- _Source data_:

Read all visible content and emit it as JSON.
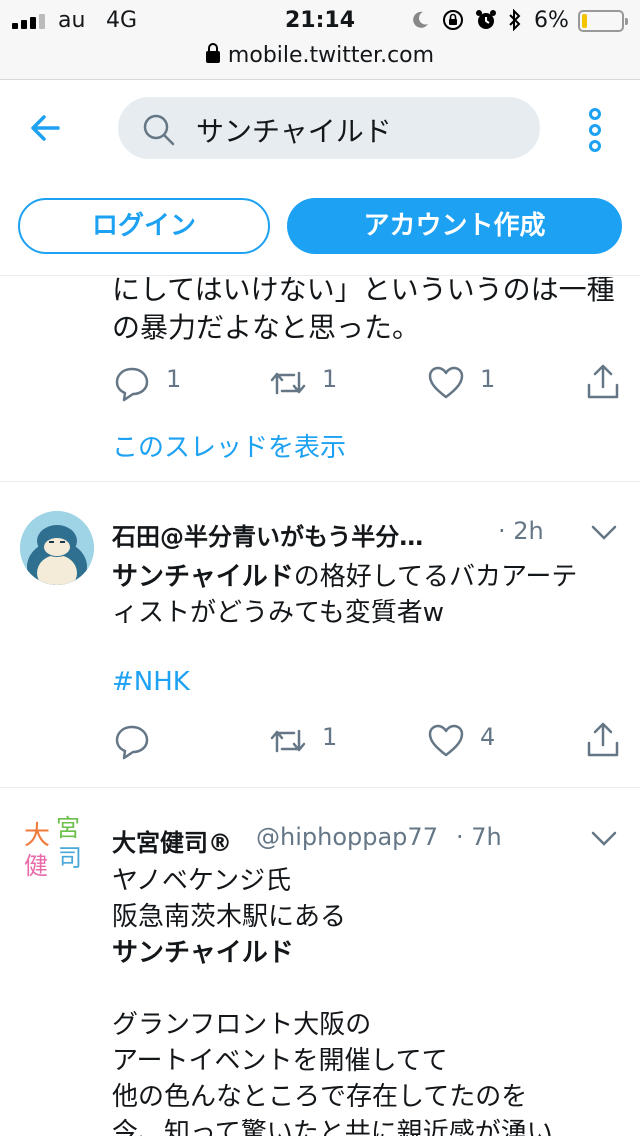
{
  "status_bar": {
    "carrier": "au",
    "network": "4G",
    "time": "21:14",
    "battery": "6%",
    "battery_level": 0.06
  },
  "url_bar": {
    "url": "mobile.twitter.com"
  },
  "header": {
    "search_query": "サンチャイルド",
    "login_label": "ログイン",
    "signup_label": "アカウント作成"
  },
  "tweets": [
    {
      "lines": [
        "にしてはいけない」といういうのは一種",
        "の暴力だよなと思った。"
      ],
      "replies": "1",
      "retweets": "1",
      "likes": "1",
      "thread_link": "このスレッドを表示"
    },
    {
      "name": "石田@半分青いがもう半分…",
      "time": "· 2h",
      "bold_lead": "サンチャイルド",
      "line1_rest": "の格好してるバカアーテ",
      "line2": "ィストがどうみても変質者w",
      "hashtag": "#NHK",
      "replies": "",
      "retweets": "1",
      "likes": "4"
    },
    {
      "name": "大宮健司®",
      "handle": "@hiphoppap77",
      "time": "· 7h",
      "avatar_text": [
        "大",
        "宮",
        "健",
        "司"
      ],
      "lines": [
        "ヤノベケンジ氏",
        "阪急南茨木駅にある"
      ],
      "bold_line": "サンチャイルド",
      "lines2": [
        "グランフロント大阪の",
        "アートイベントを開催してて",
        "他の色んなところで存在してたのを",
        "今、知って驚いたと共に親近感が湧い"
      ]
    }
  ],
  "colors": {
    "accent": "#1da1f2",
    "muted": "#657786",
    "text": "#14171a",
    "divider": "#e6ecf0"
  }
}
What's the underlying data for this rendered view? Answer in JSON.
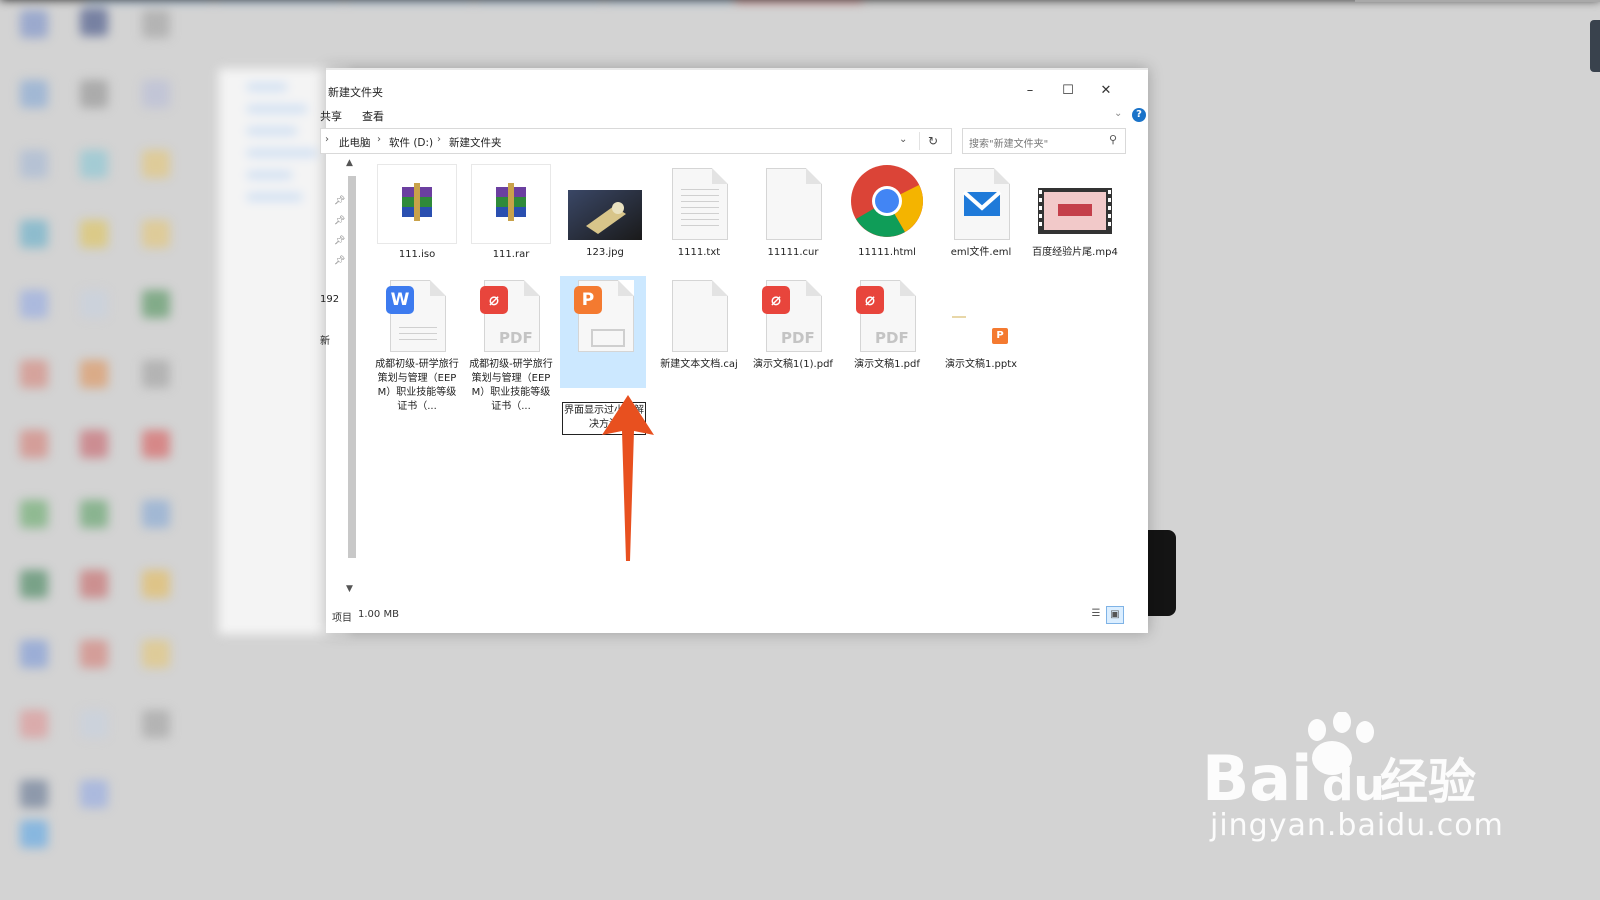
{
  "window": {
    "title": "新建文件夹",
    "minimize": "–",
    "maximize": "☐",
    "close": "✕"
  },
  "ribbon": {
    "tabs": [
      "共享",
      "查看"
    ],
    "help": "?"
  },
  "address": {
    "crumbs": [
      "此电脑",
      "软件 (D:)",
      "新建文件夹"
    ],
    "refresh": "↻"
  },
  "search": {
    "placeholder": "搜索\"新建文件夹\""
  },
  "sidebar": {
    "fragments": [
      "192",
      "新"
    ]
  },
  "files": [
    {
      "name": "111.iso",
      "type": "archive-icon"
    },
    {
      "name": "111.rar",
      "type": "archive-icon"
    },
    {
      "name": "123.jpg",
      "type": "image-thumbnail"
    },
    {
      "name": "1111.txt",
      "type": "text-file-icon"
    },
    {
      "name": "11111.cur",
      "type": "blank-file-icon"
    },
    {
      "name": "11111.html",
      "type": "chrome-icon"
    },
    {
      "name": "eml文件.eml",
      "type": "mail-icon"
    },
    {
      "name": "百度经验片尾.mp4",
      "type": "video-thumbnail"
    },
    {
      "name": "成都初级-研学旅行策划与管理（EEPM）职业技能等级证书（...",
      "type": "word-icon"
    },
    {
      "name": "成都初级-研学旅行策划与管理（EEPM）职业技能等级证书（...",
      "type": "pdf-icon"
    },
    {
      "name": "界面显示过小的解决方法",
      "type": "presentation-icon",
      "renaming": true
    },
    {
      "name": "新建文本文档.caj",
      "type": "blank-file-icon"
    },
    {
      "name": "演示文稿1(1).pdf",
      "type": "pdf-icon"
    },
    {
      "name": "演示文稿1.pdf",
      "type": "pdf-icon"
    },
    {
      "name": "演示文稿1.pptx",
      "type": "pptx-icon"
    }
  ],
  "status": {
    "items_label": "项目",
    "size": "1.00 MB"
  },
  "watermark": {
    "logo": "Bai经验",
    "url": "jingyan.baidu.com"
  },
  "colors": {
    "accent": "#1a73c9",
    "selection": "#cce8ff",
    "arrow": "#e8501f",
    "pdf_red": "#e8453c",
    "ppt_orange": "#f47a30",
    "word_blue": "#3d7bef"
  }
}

- _The task_:
Where a line in the material contains "サンチャイルド", copy that line.

- _Output below_:
    "search_query": "サンチャイルド",
      "bold_lead": "サンチャイルド",
      "bold_line": "サンチャイルド",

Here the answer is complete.